(Annotated element lines)
<<<<

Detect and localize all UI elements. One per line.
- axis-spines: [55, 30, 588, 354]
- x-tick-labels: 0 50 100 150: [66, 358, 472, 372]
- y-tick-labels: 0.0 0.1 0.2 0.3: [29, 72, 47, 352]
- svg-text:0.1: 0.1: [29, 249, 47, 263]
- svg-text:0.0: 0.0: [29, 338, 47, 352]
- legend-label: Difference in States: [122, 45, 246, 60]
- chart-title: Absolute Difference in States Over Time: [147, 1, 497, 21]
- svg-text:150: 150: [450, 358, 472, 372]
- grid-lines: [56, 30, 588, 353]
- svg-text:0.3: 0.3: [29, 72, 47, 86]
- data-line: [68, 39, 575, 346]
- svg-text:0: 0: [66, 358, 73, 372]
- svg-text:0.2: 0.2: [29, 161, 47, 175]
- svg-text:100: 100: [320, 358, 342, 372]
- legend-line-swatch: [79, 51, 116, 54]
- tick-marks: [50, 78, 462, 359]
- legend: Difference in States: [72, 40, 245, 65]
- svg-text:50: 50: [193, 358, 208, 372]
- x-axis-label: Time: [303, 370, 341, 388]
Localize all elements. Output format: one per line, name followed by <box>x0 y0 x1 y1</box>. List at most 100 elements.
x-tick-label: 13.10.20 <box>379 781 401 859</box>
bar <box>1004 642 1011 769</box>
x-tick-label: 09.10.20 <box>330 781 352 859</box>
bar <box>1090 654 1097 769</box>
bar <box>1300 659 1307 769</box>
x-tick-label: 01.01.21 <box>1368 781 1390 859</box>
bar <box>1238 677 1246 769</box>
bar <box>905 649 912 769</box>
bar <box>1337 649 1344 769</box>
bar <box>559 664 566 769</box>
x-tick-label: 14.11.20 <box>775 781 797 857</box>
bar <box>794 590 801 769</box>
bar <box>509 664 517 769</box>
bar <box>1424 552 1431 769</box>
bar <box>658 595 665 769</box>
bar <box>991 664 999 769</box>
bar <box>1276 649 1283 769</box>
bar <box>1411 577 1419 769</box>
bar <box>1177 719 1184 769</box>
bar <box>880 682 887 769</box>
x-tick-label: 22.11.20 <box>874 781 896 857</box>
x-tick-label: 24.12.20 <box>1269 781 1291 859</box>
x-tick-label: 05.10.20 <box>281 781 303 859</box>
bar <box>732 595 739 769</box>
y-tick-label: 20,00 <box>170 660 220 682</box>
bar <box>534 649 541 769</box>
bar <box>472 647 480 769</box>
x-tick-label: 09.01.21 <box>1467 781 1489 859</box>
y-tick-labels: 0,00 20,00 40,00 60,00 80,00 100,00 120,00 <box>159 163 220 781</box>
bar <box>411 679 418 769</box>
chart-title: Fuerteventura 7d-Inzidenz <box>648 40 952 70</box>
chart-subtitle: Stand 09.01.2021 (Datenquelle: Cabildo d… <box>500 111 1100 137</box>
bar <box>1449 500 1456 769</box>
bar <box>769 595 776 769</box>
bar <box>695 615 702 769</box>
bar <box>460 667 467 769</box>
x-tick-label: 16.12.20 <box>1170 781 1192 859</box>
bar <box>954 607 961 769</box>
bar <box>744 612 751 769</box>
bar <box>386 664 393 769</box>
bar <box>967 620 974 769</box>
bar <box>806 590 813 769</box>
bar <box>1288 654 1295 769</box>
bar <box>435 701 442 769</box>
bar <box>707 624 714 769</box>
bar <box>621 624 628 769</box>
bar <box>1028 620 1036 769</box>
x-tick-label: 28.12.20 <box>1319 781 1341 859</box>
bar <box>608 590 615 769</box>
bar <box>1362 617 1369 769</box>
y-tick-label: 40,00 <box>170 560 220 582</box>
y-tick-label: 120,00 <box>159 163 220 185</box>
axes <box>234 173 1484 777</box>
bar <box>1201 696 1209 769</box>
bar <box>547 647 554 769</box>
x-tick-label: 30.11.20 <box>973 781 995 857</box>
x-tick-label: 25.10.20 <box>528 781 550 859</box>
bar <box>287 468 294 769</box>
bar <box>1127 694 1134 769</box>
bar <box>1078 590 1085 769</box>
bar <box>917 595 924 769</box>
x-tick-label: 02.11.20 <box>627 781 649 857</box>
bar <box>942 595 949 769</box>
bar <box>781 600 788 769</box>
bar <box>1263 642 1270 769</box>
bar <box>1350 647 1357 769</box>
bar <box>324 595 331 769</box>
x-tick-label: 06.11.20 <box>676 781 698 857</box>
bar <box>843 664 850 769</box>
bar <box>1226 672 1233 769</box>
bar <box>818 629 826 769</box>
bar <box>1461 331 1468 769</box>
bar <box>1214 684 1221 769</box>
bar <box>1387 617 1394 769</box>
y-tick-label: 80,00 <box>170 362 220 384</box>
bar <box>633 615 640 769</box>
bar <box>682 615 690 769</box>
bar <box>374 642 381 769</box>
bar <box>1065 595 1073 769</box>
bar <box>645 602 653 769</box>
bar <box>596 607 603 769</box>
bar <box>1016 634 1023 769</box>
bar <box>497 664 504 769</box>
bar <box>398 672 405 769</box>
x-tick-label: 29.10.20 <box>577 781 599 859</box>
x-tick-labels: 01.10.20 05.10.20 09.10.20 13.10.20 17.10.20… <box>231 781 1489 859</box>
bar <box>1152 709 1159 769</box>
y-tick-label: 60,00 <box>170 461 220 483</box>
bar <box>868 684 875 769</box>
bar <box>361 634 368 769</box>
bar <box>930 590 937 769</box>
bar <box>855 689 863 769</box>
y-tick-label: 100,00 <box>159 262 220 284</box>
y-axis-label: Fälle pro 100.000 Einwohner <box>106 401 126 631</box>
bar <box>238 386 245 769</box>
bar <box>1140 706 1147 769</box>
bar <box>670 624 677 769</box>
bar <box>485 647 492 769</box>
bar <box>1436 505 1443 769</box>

>>>>

WHAT IS ASKED: Reproduce every one of the lines above without changing anything.

SOLUTION FOR THIS PROBLEM:
Detect and localize all UI elements. One per line.
- axis-spines: [55, 30, 588, 354]
- x-tick-labels: 0 50 100 150: [66, 358, 472, 372]
- y-tick-labels: 0.0 0.1 0.2 0.3: [29, 72, 47, 352]
- svg-text:0.1: 0.1: [29, 249, 47, 263]
- svg-text:0.0: 0.0: [29, 338, 47, 352]
- legend-label: Difference in States: [122, 45, 246, 60]
- chart-title: Absolute Difference in States Over Time: [147, 1, 497, 21]
- svg-text:150: 150: [450, 358, 472, 372]
- grid-lines: [56, 30, 588, 353]
- svg-text:0.3: 0.3: [29, 72, 47, 86]
- data-line: [68, 39, 575, 346]
- svg-text:0: 0: [66, 358, 73, 372]
- svg-text:0.2: 0.2: [29, 161, 47, 175]
- svg-text:100: 100: [320, 358, 342, 372]
- legend-line-swatch: [79, 51, 116, 54]
- tick-marks: [50, 78, 462, 359]
- legend: Difference in States: [72, 40, 245, 65]
- svg-text:50: 50: [193, 358, 208, 372]
- x-axis-label: Time: [303, 370, 341, 388]
Localize all elements. Output format: one per line, name followed by <box>x0 y0 x1 y1</box>. List at most 100 elements.
x-tick-label: 13.10.20 <box>379 781 401 859</box>
bar <box>1004 642 1011 769</box>
x-tick-label: 09.10.20 <box>330 781 352 859</box>
bar <box>1090 654 1097 769</box>
bar <box>1300 659 1307 769</box>
x-tick-label: 01.01.21 <box>1368 781 1390 859</box>
bar <box>1238 677 1246 769</box>
bar <box>905 649 912 769</box>
bar <box>1337 649 1344 769</box>
bar <box>559 664 566 769</box>
x-tick-label: 14.11.20 <box>775 781 797 857</box>
bar <box>794 590 801 769</box>
bar <box>509 664 517 769</box>
bar <box>1424 552 1431 769</box>
bar <box>658 595 665 769</box>
bar <box>991 664 999 769</box>
bar <box>1276 649 1283 769</box>
bar <box>1411 577 1419 769</box>
bar <box>1177 719 1184 769</box>
bar <box>880 682 887 769</box>
x-tick-label: 22.11.20 <box>874 781 896 857</box>
x-tick-label: 24.12.20 <box>1269 781 1291 859</box>
x-tick-label: 05.10.20 <box>281 781 303 859</box>
bar <box>732 595 739 769</box>
y-tick-label: 20,00 <box>170 660 220 682</box>
bar <box>534 649 541 769</box>
bar <box>472 647 480 769</box>
x-tick-label: 09.01.21 <box>1467 781 1489 859</box>
y-tick-labels: 0,00 20,00 40,00 60,00 80,00 100,00 120,00 <box>159 163 220 781</box>
bar <box>411 679 418 769</box>
chart-title: Fuerteventura 7d-Inzidenz <box>648 40 952 70</box>
chart-subtitle: Stand 09.01.2021 (Datenquelle: Cabildo d… <box>500 111 1100 137</box>
bar <box>1449 500 1456 769</box>
bar <box>769 595 776 769</box>
bar <box>695 615 702 769</box>
bar <box>460 667 467 769</box>
x-tick-label: 16.12.20 <box>1170 781 1192 859</box>
bar <box>954 607 961 769</box>
bar <box>744 612 751 769</box>
bar <box>386 664 393 769</box>
bar <box>967 620 974 769</box>
bar <box>806 590 813 769</box>
bar <box>1288 654 1295 769</box>
bar <box>435 701 442 769</box>
bar <box>707 624 714 769</box>
bar <box>621 624 628 769</box>
bar <box>1028 620 1036 769</box>
x-tick-label: 28.12.20 <box>1319 781 1341 859</box>
bar <box>608 590 615 769</box>
bar <box>1362 617 1369 769</box>
y-tick-label: 40,00 <box>170 560 220 582</box>
y-tick-label: 120,00 <box>159 163 220 185</box>
axes <box>234 173 1484 777</box>
bar <box>1201 696 1209 769</box>
bar <box>547 647 554 769</box>
x-tick-label: 30.11.20 <box>973 781 995 857</box>
x-tick-label: 25.10.20 <box>528 781 550 859</box>
bar <box>287 468 294 769</box>
bar <box>1127 694 1134 769</box>
bar <box>1078 590 1085 769</box>
bar <box>917 595 924 769</box>
x-tick-label: 02.11.20 <box>627 781 649 857</box>
bar <box>942 595 949 769</box>
bar <box>781 600 788 769</box>
bar <box>1263 642 1270 769</box>
bar <box>1350 647 1357 769</box>
bar <box>324 595 331 769</box>
x-tick-label: 06.11.20 <box>676 781 698 857</box>
bar <box>843 664 850 769</box>
bar <box>1226 672 1233 769</box>
bar <box>818 629 826 769</box>
bar <box>1461 331 1468 769</box>
bar <box>1214 684 1221 769</box>
bar <box>1387 617 1394 769</box>
y-tick-label: 80,00 <box>170 362 220 384</box>
bar <box>633 615 640 769</box>
bar <box>682 615 690 769</box>
bar <box>374 642 381 769</box>
bar <box>1065 595 1073 769</box>
bar <box>645 602 653 769</box>
bar <box>596 607 603 769</box>
bar <box>1016 634 1023 769</box>
bar <box>497 664 504 769</box>
bar <box>398 672 405 769</box>
x-tick-label: 29.10.20 <box>577 781 599 859</box>
x-tick-labels: 01.10.20 05.10.20 09.10.20 13.10.20 17.10.20… <box>231 781 1489 859</box>
bar <box>1152 709 1159 769</box>
y-tick-label: 60,00 <box>170 461 220 483</box>
bar <box>868 684 875 769</box>
bar <box>361 634 368 769</box>
bar <box>930 590 937 769</box>
bar <box>855 689 863 769</box>
y-tick-label: 100,00 <box>159 262 220 284</box>
y-axis-label: Fälle pro 100.000 Einwohner <box>106 401 126 631</box>
bar <box>238 386 245 769</box>
bar <box>1140 706 1147 769</box>
bar <box>670 624 677 769</box>
bar <box>485 647 492 769</box>
bar <box>1436 505 1443 769</box>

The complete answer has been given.